***** THE INPUT

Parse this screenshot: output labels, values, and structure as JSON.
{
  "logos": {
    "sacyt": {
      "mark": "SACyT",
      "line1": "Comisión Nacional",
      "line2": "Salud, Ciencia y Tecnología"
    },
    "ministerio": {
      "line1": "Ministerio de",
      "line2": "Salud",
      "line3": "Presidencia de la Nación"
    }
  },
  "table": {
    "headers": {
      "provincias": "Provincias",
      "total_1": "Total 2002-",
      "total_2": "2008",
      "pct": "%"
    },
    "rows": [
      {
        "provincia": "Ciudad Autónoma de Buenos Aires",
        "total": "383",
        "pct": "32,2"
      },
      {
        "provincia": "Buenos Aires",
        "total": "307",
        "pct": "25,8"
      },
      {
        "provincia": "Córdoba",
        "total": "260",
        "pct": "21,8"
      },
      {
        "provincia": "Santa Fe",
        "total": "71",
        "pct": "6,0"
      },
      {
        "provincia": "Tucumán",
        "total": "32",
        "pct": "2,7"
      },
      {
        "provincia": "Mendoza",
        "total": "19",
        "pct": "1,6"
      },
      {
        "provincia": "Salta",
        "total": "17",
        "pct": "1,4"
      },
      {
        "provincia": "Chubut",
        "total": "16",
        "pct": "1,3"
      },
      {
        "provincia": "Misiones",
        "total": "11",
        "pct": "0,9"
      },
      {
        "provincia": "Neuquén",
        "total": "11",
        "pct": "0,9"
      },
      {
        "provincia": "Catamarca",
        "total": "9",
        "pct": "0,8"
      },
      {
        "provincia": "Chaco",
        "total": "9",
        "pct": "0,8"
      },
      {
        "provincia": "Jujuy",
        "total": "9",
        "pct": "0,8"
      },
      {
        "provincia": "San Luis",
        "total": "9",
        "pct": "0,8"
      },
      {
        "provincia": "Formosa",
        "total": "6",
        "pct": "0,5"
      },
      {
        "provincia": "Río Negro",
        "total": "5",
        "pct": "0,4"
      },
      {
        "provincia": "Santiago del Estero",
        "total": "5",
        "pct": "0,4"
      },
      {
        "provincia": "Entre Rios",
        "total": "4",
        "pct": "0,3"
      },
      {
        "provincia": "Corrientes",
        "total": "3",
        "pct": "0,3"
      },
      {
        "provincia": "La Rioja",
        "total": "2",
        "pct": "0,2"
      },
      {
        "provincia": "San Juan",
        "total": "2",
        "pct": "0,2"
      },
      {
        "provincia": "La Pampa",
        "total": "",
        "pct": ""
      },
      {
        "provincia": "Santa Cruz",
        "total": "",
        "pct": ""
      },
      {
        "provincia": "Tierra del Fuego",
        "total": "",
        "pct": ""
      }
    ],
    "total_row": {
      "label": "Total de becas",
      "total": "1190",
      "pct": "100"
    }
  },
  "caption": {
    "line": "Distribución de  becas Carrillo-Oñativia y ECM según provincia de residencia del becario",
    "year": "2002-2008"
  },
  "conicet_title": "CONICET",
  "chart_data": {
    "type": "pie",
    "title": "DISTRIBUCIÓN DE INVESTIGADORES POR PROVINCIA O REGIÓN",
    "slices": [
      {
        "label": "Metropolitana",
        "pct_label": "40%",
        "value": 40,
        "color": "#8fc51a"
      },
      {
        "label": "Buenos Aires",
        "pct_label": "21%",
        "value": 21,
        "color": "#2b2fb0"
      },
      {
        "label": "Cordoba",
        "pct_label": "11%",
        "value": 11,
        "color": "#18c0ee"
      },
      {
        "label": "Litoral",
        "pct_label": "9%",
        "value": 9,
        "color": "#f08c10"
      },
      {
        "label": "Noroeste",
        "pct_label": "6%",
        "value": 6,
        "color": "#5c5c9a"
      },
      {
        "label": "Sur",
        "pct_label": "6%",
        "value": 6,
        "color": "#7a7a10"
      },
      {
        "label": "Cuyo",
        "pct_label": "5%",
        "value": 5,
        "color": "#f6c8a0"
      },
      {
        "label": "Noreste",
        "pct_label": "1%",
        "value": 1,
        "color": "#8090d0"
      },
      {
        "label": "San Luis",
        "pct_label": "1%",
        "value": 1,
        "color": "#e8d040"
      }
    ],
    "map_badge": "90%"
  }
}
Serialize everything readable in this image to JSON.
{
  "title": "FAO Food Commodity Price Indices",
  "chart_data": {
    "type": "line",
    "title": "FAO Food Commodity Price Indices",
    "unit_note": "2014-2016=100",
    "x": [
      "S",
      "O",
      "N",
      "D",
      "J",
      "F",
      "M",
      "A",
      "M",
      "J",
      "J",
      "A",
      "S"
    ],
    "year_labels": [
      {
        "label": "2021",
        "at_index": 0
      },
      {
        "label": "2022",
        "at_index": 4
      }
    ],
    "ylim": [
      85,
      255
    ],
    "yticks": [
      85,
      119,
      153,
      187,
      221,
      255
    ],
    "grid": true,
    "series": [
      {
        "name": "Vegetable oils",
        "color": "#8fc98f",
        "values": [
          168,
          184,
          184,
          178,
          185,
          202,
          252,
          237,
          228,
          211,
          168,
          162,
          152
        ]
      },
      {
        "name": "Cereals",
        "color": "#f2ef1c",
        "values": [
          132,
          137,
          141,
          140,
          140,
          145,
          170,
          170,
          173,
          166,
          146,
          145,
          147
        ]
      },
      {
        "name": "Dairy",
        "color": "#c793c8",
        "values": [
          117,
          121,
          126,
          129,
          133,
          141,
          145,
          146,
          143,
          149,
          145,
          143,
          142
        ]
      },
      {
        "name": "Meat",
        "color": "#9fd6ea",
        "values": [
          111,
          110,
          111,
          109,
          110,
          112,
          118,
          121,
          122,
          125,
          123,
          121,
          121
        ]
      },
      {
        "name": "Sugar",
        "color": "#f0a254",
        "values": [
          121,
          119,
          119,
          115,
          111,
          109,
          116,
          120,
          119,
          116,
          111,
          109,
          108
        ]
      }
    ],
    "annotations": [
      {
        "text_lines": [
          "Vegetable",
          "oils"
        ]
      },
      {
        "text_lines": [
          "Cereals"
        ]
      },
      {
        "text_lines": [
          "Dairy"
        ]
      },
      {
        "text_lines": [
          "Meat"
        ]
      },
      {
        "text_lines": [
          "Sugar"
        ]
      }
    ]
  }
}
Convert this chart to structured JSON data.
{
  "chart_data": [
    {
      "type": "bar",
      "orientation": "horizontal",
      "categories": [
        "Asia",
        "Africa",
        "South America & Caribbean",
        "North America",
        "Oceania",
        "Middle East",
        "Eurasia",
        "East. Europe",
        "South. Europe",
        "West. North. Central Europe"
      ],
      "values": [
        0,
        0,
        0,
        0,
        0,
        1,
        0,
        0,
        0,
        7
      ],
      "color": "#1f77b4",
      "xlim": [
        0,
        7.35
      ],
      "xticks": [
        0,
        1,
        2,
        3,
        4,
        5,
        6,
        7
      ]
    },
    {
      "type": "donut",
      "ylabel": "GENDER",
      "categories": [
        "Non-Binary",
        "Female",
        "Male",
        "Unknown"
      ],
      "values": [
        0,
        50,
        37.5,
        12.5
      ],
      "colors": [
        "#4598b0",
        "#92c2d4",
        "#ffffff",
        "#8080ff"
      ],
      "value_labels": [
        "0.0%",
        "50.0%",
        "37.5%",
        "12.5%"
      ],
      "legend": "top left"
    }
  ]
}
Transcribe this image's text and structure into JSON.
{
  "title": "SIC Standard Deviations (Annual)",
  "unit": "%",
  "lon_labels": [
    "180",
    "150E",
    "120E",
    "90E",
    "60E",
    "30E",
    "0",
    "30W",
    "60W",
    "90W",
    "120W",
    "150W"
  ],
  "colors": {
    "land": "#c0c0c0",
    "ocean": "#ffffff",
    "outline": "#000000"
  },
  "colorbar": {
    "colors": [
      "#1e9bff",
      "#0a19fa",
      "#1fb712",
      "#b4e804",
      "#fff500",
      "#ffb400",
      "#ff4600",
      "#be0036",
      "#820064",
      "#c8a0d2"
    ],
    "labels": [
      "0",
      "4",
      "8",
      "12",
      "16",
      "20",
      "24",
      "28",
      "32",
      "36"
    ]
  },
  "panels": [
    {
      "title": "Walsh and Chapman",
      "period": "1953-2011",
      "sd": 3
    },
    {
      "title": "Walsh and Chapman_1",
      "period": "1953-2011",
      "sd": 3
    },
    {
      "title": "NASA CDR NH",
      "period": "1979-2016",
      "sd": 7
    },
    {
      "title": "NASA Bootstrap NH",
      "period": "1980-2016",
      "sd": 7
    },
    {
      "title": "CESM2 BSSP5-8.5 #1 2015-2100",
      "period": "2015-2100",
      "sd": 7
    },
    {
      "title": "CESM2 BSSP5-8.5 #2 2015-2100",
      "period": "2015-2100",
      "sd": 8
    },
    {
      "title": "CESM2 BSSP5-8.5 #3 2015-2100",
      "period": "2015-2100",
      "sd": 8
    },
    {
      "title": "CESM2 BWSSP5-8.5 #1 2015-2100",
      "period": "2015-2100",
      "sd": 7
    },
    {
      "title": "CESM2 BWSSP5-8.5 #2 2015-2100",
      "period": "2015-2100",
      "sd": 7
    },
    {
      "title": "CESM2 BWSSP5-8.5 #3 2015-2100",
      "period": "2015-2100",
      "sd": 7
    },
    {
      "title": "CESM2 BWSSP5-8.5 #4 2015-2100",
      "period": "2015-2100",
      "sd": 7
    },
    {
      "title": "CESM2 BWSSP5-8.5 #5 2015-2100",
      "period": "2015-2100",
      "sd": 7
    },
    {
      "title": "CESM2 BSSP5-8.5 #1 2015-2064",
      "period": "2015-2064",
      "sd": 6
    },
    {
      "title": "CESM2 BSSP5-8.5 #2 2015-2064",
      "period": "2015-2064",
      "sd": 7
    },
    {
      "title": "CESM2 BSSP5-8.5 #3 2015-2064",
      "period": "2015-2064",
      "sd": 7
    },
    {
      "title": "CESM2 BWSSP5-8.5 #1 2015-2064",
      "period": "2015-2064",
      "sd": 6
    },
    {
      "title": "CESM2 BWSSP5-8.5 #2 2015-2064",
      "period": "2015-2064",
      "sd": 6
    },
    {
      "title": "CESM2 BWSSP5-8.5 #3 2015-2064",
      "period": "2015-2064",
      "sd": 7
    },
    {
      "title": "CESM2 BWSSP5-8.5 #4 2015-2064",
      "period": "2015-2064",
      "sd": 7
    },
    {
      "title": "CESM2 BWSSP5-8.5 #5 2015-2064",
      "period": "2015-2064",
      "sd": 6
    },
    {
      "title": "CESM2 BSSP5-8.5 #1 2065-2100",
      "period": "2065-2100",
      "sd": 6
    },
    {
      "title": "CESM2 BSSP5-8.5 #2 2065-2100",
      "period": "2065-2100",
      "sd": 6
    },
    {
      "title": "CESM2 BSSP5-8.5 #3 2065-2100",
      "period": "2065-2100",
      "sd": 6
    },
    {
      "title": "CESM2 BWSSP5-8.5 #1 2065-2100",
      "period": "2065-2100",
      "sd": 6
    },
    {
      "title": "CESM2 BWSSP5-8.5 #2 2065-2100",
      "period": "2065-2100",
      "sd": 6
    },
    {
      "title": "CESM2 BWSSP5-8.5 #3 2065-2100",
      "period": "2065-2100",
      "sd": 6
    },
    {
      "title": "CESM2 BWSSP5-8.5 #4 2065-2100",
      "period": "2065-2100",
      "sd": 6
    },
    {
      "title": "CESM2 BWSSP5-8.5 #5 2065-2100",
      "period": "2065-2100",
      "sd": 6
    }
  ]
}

**********

Going through the entries above, report how many lines include the string "North". The number alone is the answer.

RESPONSE | 2